• _Given instruction_: State the number of lines where "content" appears. Add nothing else.

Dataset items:

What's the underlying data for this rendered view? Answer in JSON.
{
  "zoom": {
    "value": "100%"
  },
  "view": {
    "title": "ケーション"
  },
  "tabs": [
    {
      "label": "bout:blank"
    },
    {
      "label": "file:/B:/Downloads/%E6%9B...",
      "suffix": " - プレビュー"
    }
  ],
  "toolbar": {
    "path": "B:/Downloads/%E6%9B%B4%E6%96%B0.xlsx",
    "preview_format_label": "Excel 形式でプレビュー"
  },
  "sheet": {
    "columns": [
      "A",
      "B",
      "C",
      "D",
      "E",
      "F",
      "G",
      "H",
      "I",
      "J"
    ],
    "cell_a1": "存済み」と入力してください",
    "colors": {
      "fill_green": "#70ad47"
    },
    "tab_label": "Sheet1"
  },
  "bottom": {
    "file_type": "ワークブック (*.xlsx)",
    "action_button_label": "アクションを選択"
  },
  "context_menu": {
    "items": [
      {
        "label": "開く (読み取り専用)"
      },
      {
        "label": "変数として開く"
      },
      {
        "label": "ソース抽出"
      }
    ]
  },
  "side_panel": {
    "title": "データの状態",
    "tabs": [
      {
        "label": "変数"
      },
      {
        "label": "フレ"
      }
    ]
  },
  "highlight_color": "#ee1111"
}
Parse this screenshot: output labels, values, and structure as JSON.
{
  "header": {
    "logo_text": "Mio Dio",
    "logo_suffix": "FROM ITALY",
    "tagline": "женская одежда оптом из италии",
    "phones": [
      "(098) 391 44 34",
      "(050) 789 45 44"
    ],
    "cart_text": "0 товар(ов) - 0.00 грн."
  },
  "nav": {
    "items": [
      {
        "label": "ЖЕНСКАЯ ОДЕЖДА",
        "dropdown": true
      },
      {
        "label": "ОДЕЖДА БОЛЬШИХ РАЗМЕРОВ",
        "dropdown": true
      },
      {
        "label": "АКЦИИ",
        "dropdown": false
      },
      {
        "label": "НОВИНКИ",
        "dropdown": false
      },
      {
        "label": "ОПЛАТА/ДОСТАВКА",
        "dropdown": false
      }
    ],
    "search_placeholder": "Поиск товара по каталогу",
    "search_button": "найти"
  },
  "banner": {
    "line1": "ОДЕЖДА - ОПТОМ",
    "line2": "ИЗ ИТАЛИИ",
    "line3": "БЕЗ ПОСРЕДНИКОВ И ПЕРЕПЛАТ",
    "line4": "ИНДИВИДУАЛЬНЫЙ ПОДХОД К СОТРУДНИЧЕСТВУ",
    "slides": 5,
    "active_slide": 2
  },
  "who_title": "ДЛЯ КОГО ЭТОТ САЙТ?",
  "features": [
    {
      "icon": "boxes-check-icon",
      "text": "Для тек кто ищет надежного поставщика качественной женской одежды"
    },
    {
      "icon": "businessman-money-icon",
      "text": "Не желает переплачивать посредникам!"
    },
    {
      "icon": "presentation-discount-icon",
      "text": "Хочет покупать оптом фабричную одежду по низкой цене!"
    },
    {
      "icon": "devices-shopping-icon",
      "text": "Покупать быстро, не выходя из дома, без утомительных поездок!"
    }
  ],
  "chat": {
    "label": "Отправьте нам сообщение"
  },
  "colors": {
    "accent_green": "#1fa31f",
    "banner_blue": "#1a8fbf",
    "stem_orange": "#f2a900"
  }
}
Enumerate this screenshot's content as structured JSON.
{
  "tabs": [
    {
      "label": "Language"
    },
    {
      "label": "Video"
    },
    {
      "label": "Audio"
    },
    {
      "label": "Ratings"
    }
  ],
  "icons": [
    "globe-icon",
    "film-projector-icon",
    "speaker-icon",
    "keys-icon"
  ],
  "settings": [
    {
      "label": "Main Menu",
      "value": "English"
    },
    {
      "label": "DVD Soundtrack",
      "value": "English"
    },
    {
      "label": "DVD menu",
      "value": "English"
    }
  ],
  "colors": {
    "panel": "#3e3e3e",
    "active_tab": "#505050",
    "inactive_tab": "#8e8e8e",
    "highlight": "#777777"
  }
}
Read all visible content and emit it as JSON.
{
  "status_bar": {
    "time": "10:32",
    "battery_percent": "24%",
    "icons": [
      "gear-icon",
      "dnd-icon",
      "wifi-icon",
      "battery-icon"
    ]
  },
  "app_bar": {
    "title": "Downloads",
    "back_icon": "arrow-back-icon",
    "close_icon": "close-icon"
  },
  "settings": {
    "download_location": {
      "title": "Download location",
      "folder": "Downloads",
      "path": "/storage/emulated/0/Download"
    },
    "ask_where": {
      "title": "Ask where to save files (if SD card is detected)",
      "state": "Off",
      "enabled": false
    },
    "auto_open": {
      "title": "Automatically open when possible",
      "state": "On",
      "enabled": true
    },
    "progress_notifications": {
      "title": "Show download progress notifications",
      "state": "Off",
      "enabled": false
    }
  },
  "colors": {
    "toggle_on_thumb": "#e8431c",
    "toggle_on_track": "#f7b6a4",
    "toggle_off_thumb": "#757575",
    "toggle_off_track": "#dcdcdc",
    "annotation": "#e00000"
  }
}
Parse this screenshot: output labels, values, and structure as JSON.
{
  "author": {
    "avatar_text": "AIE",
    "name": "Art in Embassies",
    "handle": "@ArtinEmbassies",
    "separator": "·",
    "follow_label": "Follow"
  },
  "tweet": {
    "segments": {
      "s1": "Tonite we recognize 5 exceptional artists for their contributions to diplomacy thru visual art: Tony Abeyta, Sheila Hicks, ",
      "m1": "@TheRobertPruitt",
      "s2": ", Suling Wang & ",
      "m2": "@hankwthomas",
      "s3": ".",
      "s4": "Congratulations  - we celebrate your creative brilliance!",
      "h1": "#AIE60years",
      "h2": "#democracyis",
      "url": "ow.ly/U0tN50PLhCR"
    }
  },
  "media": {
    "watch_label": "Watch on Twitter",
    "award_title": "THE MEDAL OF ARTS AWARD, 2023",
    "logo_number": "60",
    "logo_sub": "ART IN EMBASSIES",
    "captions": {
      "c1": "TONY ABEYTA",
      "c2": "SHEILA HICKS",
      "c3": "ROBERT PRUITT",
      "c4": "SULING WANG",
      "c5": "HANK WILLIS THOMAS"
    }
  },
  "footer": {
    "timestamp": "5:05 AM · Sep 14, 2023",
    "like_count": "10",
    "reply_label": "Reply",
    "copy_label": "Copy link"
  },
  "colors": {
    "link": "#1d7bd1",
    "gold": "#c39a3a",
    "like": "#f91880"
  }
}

• _Task output_: 2